* What is required
Repeat every entry word for word, but leave the images out of your copy.

Excerpts from a figure dataset:
# # # # #
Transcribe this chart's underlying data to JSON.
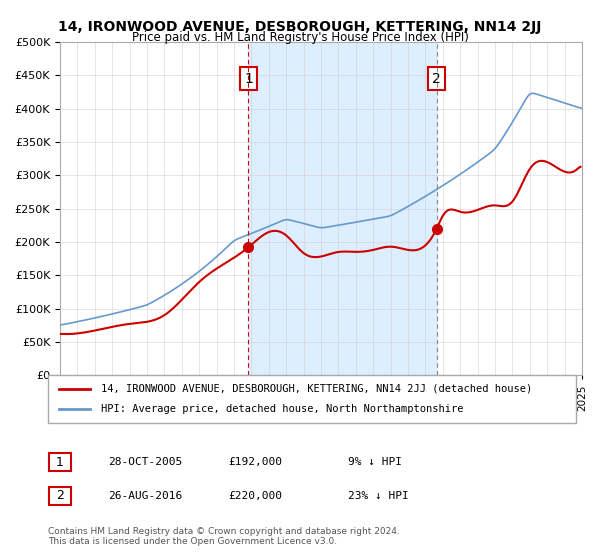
{
  "title": "14, IRONWOOD AVENUE, DESBOROUGH, KETTERING, NN14 2JJ",
  "subtitle": "Price paid vs. HM Land Registry's House Price Index (HPI)",
  "legend_line1": "14, IRONWOOD AVENUE, DESBOROUGH, KETTERING, NN14 2JJ (detached house)",
  "legend_line2": "HPI: Average price, detached house, North Northamptonshire",
  "sale1_date": "28-OCT-2005",
  "sale1_price": "£192,000",
  "sale1_hpi": "9% ↓ HPI",
  "sale1_year": 2005.83,
  "sale2_date": "26-AUG-2016",
  "sale2_price": "£220,000",
  "sale2_hpi": "23% ↓ HPI",
  "sale2_year": 2016.65,
  "copyright": "Contains HM Land Registry data © Crown copyright and database right 2024.\nThis data is licensed under the Open Government Licence v3.0.",
  "sale1_price_val": 192000,
  "sale2_price_val": 220000,
  "property_color": "#cc0000",
  "hpi_color": "#6699cc",
  "shaded_color": "#ddeeff",
  "ylim_min": 0,
  "ylim_max": 500000,
  "xlim_min": 1995,
  "xlim_max": 2025
}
# # # # #
* Full output
Transcribe this chart's underlying data to JSON.
{
  "title": "14, IRONWOOD AVENUE, DESBOROUGH, KETTERING, NN14 2JJ",
  "subtitle": "Price paid vs. HM Land Registry's House Price Index (HPI)",
  "legend_line1": "14, IRONWOOD AVENUE, DESBOROUGH, KETTERING, NN14 2JJ (detached house)",
  "legend_line2": "HPI: Average price, detached house, North Northamptonshire",
  "sale1_date": "28-OCT-2005",
  "sale1_price": "£192,000",
  "sale1_hpi": "9% ↓ HPI",
  "sale1_year": 2005.83,
  "sale2_date": "26-AUG-2016",
  "sale2_price": "£220,000",
  "sale2_hpi": "23% ↓ HPI",
  "sale2_year": 2016.65,
  "copyright": "Contains HM Land Registry data © Crown copyright and database right 2024.\nThis data is licensed under the Open Government Licence v3.0.",
  "sale1_price_val": 192000,
  "sale2_price_val": 220000,
  "property_color": "#cc0000",
  "hpi_color": "#6699cc",
  "shaded_color": "#ddeeff",
  "ylim_min": 0,
  "ylim_max": 500000,
  "xlim_min": 1995,
  "xlim_max": 2025
}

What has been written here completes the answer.